## Given exercise
Make an exact copy of the lines below.
# # # #
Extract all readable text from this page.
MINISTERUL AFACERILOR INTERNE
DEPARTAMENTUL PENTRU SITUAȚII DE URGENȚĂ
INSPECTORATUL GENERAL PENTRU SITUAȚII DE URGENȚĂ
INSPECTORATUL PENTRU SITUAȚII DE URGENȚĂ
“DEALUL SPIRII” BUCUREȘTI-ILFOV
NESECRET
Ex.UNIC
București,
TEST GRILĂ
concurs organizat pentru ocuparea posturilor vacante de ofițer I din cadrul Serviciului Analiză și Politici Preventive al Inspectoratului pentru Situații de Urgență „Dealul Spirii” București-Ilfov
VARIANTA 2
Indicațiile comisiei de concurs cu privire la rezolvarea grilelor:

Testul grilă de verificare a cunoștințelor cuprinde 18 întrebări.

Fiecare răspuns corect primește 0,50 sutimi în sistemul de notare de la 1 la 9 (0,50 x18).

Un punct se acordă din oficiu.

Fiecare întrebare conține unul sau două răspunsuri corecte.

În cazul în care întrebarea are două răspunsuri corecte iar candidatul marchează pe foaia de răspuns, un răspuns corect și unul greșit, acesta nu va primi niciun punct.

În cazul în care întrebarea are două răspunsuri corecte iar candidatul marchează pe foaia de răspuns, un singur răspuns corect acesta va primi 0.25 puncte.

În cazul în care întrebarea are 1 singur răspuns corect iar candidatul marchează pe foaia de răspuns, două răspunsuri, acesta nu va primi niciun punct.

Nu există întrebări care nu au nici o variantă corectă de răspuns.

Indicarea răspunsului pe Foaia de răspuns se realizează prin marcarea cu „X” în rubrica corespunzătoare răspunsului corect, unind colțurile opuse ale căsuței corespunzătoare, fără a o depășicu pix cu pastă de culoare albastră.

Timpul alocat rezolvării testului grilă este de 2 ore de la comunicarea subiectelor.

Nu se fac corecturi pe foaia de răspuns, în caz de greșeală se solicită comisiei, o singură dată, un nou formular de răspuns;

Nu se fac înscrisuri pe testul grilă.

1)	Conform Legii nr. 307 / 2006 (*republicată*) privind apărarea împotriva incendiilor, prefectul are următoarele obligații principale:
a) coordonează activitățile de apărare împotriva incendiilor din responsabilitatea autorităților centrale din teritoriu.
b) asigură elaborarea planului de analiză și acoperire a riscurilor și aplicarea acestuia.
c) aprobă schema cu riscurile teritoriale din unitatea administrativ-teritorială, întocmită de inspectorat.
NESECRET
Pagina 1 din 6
# # # #
## Solution
Extract all readable text from this page.
MINISTERUL AFACERILOR INTERNE
DEPARTAMENTUL PENTRU SITUAȚII DE URGENȚĂ
INSPECTORATUL GENERAL PENTRU SITUAȚII DE URGENȚĂ
INSPECTORATUL PENTRU SITUAȚII DE URGENȚĂ
“DEALUL SPIRII” BUCUREȘTI-ILFOV
NESECRET
Ex.UNIC
București,
TEST GRILĂ
concurs organizat pentru ocuparea posturilor vacante de ofițer I din cadrul Serviciului Analiză și Politici Preventive al Inspectoratului pentru Situații de Urgență „Dealul Spirii” București-Ilfov
VARIANTA 2
Indicațiile comisiei de concurs cu privire la rezolvarea grilelor:

Testul grilă de verificare a cunoștințelor cuprinde 18 întrebări.

Fiecare răspuns corect primește 0,50 sutimi în sistemul de notare de la 1 la 9 (0,50 x18).

Un punct se acordă din oficiu.

Fiecare întrebare conține unul sau două răspunsuri corecte.

În cazul în care întrebarea are două răspunsuri corecte iar candidatul marchează pe foaia de răspuns, un răspuns corect și unul greșit, acesta nu va primi niciun punct.

În cazul în care întrebarea are două răspunsuri corecte iar candidatul marchează pe foaia de răspuns, un singur răspuns corect acesta va primi 0.25 puncte.

În cazul în care întrebarea are 1 singur răspuns corect iar candidatul marchează pe foaia de răspuns, două răspunsuri, acesta nu va primi niciun punct.

Nu există întrebări care nu au nici o variantă corectă de răspuns.

Indicarea răspunsului pe Foaia de răspuns se realizează prin marcarea cu „X” în rubrica corespunzătoare răspunsului corect, unind colțurile opuse ale căsuței corespunzătoare, fără a o depășicu pix cu pastă de culoare albastră.

Timpul alocat rezolvării testului grilă este de 2 ore de la comunicarea subiectelor.

Nu se fac corecturi pe foaia de răspuns, în caz de greșeală se solicită comisiei, o singură dată, un nou formular de răspuns;

Nu se fac înscrisuri pe testul grilă.

1)	Conform Legii nr. 307 / 2006 (*republicată*) privind apărarea împotriva incendiilor, prefectul are următoarele obligații principale:
a) coordonează activitățile de apărare împotriva incendiilor din responsabilitatea autorităților centrale din teritoriu.
b) asigură elaborarea planului de analiză și acoperire a riscurilor și aplicarea acestuia.
c) aprobă schema cu riscurile teritoriale din unitatea administrativ-teritorială, întocmită de inspectorat.
NESECRET
Pagina 1 din 6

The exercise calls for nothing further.